**Problem to work on**
Set out every line bearing the string "caret".

--- Data excerpts ---

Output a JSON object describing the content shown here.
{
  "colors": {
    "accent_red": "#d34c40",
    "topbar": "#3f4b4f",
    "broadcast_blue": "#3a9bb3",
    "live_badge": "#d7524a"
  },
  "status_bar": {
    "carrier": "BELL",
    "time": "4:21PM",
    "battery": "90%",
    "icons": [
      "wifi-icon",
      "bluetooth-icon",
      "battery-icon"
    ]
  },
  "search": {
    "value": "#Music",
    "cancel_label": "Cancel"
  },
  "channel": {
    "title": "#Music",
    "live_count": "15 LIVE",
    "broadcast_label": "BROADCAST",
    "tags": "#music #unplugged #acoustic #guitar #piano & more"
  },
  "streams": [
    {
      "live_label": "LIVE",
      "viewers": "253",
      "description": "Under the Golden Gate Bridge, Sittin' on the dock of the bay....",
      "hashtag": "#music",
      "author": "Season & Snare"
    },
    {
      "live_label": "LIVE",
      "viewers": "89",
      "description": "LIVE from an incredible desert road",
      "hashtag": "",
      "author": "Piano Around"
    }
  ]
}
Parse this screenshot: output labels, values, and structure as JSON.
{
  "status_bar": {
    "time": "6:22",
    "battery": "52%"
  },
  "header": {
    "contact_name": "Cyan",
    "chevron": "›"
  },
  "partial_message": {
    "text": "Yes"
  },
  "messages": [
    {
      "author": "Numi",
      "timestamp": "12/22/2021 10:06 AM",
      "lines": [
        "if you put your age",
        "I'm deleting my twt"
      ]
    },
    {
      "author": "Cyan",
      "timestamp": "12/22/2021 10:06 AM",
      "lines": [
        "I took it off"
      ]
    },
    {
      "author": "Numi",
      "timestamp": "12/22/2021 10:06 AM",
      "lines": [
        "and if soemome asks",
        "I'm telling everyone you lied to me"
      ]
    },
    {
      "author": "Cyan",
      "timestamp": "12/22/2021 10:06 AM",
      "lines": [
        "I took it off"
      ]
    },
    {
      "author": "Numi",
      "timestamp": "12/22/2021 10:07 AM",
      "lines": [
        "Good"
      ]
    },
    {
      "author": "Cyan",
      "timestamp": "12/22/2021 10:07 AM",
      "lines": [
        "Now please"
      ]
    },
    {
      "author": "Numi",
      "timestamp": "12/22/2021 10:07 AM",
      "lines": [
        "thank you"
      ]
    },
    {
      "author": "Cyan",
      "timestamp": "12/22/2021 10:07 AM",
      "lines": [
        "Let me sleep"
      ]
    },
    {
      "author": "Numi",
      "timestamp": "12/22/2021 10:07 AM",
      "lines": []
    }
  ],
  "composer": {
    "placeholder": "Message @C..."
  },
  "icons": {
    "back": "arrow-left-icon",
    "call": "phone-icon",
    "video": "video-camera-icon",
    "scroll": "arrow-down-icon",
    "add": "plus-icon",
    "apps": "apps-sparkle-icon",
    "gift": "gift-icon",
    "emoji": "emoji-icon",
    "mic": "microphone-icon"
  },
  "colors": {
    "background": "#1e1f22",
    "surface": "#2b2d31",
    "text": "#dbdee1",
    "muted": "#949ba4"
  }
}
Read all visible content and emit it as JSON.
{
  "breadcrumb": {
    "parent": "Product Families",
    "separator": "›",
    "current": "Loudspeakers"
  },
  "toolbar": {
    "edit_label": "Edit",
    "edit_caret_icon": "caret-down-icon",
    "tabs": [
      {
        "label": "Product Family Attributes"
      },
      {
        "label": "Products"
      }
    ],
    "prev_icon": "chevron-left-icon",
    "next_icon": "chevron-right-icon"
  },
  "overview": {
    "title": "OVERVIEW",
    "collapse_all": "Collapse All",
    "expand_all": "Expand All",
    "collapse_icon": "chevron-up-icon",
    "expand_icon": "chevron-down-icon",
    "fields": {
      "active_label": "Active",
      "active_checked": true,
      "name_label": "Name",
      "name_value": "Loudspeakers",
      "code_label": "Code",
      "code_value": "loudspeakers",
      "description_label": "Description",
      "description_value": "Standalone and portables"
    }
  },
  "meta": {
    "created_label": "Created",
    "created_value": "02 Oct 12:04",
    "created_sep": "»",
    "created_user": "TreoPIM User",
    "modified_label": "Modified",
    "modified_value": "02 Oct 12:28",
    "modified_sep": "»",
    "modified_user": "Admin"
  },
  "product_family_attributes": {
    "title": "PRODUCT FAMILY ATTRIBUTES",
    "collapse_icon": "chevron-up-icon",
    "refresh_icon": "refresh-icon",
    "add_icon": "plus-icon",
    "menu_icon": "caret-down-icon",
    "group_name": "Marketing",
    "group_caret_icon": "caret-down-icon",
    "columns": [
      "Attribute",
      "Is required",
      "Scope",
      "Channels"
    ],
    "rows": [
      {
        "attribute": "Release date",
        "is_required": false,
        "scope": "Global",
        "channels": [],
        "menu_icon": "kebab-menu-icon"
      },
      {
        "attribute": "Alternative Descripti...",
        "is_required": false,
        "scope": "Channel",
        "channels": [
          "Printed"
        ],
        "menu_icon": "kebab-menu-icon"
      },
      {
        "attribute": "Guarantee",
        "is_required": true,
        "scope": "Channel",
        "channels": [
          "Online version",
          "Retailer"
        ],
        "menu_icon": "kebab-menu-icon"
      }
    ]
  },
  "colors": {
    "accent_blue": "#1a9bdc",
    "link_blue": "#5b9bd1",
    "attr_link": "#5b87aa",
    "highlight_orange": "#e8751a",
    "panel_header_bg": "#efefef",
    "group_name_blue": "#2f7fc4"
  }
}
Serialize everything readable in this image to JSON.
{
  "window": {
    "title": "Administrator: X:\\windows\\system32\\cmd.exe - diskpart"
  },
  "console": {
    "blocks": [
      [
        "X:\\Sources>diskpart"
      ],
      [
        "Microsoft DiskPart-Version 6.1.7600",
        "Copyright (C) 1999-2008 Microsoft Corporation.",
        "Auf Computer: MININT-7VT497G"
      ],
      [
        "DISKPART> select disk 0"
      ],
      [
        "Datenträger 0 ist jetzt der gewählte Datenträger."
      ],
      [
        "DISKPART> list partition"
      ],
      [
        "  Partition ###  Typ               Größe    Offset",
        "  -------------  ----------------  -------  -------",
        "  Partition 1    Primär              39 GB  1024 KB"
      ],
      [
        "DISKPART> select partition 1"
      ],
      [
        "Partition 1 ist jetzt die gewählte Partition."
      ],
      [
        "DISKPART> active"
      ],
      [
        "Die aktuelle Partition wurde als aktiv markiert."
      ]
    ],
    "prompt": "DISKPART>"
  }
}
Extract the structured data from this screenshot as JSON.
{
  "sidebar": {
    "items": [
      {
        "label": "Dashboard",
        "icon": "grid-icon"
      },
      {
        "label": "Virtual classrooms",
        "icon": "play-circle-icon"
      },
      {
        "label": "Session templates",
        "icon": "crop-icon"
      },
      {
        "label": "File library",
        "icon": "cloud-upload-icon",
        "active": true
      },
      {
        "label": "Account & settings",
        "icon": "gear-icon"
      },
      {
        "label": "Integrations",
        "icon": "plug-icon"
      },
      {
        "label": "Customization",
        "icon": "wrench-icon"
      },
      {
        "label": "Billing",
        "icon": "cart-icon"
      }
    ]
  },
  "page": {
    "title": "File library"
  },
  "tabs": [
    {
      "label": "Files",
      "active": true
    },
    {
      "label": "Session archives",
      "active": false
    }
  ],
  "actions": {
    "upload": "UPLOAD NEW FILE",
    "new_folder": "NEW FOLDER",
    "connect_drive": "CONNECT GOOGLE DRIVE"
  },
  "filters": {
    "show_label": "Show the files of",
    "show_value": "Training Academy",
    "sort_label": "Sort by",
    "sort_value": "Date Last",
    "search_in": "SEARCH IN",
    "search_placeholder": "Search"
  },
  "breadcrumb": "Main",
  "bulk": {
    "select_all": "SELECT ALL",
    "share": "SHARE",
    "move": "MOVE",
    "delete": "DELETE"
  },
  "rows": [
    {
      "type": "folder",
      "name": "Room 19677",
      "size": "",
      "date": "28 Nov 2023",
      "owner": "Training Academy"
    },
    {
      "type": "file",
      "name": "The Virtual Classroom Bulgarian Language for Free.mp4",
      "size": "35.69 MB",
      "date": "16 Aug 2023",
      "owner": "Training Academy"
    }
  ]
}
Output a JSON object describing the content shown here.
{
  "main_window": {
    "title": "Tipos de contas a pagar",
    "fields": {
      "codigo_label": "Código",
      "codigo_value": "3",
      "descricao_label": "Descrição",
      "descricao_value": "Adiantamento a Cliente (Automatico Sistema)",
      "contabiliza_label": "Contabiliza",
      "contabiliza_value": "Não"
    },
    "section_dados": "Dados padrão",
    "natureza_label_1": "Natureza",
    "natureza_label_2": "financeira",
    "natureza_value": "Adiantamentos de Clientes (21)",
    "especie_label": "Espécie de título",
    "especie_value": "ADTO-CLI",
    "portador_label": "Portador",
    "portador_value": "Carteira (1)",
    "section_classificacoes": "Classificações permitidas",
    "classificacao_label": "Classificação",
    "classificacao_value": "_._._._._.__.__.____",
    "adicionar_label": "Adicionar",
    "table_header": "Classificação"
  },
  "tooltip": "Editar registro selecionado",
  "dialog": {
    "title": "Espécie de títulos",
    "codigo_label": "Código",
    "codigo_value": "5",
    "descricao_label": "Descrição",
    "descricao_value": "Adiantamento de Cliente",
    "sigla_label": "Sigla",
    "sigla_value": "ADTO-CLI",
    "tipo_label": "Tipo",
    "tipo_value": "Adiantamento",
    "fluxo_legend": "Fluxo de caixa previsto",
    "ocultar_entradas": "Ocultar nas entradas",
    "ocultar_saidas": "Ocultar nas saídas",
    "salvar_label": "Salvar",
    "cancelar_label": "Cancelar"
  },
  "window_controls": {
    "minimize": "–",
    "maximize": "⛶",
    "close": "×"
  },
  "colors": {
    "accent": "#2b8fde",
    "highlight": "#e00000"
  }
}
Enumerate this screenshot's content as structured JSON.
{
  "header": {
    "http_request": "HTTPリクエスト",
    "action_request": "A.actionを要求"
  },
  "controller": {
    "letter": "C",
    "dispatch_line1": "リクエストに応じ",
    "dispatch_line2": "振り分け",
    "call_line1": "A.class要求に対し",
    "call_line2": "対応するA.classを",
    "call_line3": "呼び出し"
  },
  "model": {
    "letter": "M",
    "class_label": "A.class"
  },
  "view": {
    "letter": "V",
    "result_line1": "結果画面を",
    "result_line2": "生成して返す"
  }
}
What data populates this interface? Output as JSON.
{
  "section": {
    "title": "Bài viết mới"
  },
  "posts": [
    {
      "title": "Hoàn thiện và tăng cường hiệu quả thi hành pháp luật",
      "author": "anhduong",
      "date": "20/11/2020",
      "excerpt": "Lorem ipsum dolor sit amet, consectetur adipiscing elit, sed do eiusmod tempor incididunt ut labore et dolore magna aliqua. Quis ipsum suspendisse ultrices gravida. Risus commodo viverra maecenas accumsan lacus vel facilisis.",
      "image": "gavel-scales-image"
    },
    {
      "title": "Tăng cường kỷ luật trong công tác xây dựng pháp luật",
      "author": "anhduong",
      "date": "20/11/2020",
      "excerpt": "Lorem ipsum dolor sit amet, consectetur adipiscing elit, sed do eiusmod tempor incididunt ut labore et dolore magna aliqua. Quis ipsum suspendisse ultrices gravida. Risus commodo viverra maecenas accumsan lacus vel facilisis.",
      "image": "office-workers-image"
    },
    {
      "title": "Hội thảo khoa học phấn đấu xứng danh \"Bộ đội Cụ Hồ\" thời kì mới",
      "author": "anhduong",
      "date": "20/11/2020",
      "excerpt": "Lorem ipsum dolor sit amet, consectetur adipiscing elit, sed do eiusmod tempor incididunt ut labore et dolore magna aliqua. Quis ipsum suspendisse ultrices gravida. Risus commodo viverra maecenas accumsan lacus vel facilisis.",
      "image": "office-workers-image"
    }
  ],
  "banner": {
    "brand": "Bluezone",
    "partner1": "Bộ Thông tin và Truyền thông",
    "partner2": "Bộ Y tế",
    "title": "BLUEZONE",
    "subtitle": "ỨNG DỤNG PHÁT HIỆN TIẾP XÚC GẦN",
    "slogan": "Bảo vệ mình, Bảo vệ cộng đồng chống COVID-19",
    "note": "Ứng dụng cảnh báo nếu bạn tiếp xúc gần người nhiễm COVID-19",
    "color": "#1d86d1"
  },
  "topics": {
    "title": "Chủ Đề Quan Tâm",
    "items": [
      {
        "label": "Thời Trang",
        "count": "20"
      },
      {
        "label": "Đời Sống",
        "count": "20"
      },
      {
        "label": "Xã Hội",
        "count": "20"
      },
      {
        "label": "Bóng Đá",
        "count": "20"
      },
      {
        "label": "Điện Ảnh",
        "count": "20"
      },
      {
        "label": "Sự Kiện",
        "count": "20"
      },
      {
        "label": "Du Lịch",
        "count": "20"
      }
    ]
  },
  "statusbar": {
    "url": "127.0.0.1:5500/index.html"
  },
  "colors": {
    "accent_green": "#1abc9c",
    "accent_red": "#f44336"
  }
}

---

**Answer to the task**
    "edit_caret_icon": "caret-down-icon",
    "menu_icon": "caret-down-icon",
    "group_caret_icon": "caret-down-icon",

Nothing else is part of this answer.